What to work on →
Pull every line with the word "text" out of the entries below.

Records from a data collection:

---------------

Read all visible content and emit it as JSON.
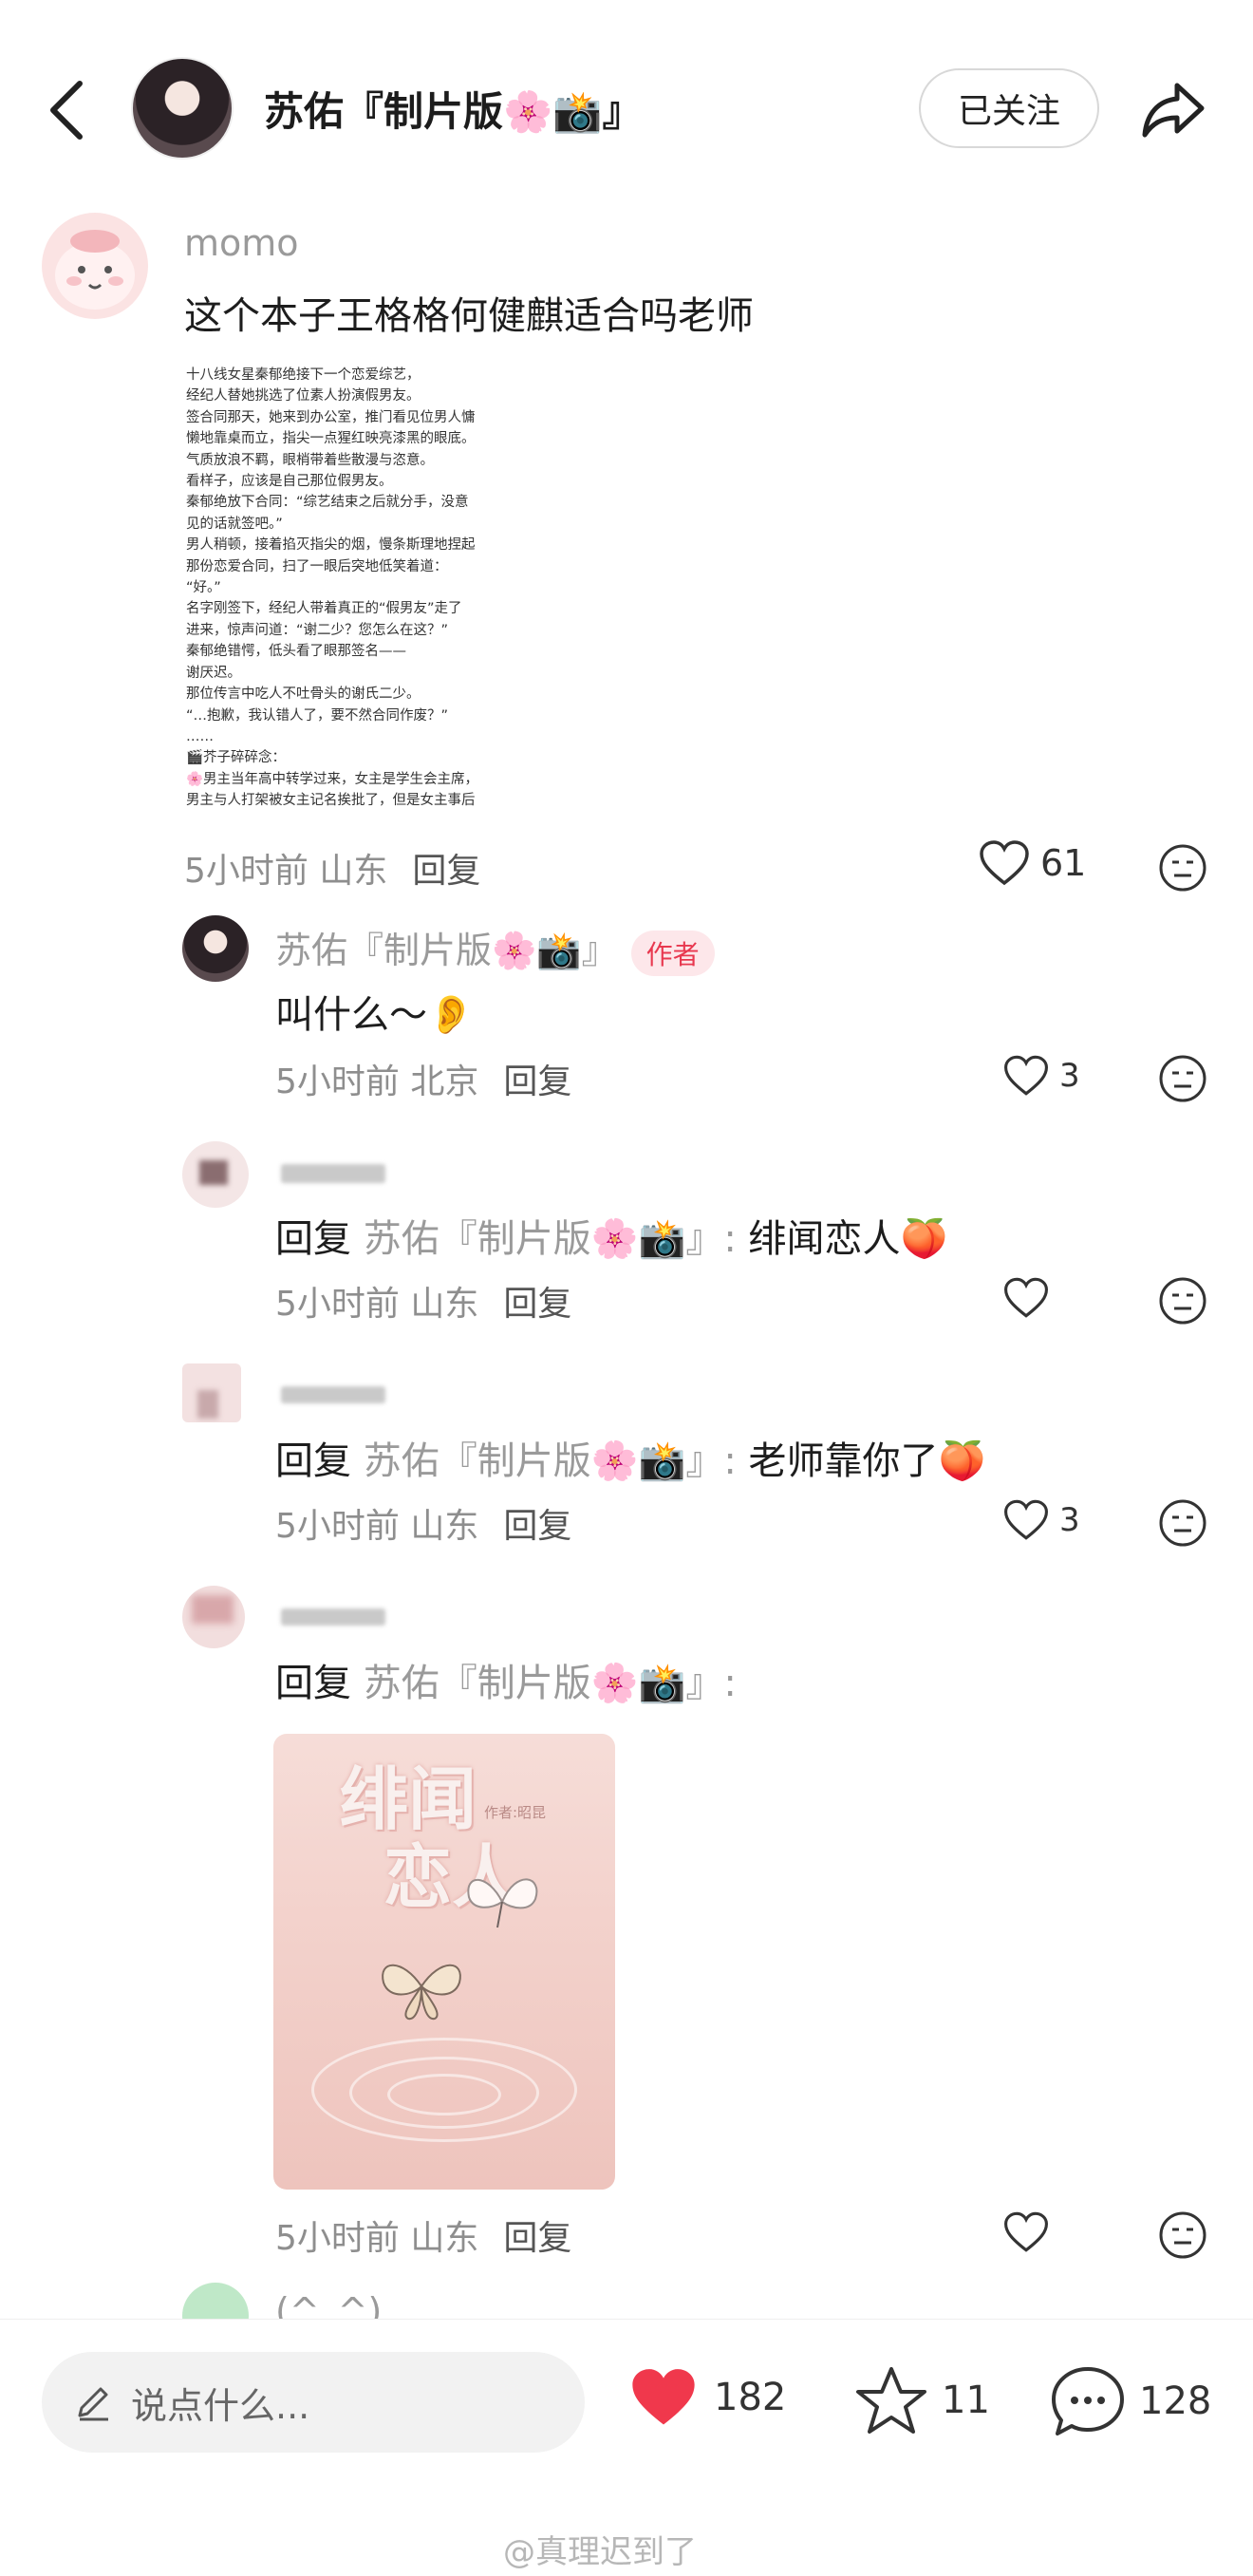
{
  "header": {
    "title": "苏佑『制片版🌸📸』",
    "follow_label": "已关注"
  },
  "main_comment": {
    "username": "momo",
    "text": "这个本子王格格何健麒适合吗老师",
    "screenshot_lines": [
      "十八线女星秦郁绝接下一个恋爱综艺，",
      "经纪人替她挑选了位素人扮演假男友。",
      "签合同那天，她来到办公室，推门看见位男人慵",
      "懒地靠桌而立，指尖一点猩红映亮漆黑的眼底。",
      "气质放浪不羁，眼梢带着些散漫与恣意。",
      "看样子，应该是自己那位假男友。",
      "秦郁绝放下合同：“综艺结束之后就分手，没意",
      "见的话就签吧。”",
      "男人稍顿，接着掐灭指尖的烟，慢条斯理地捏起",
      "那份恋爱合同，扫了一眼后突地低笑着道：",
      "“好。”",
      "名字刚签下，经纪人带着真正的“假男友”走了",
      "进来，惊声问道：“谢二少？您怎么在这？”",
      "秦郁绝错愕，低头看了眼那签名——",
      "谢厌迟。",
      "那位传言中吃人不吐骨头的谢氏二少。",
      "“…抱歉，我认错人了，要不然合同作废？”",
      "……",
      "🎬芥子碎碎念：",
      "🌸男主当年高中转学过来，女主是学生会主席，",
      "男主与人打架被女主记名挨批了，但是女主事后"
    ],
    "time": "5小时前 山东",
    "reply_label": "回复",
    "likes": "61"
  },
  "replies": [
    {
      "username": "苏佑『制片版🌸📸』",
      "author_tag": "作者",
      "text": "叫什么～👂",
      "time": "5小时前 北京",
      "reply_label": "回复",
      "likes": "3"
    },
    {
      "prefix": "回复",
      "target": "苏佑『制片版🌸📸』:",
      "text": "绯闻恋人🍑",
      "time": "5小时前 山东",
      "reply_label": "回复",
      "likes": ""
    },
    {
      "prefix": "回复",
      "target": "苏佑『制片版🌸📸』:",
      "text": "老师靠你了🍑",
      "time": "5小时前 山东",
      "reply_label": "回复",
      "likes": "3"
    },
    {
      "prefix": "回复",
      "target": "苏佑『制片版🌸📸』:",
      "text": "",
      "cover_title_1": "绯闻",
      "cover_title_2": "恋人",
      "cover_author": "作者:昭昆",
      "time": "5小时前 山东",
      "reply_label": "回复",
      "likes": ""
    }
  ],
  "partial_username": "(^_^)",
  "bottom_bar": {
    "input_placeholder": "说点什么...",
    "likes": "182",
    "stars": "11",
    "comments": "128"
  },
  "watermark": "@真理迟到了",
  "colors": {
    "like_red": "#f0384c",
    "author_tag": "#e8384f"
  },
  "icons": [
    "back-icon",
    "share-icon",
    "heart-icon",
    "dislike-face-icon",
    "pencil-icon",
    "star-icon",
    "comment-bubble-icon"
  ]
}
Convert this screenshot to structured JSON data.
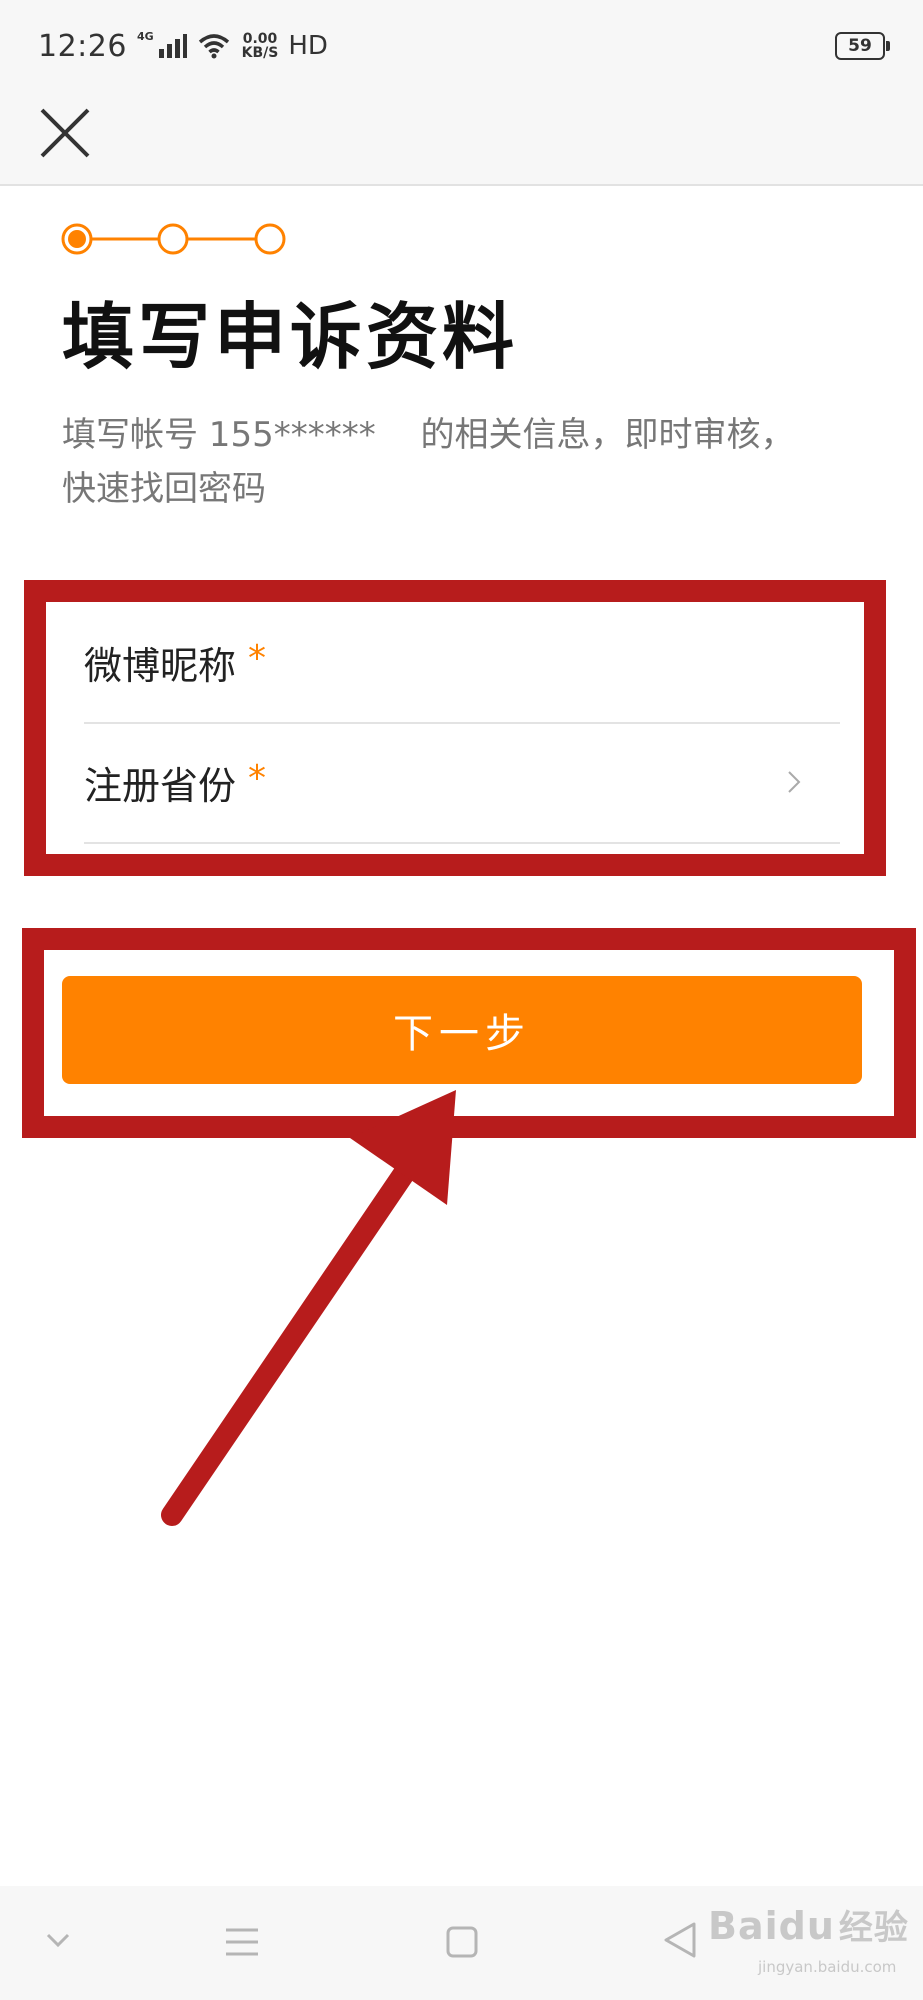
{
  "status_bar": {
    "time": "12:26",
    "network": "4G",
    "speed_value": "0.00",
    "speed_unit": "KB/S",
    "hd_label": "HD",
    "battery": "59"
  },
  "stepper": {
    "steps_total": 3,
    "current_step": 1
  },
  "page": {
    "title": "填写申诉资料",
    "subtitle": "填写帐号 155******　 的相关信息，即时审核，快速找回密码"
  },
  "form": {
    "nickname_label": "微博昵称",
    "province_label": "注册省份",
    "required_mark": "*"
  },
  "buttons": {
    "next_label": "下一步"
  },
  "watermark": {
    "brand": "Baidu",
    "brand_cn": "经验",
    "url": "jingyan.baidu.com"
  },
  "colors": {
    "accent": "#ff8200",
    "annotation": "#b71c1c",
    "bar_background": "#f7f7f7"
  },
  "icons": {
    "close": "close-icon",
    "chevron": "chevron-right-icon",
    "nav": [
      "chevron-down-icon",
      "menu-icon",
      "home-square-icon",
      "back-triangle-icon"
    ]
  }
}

---------------

Response to the task →
    "text": "这个本子王格格何健麒适合吗老师",
      "text": "叫什么～👂",
      "text": "绯闻恋人🍑",
      "text": "老师靠你了🍑",
      "text": "",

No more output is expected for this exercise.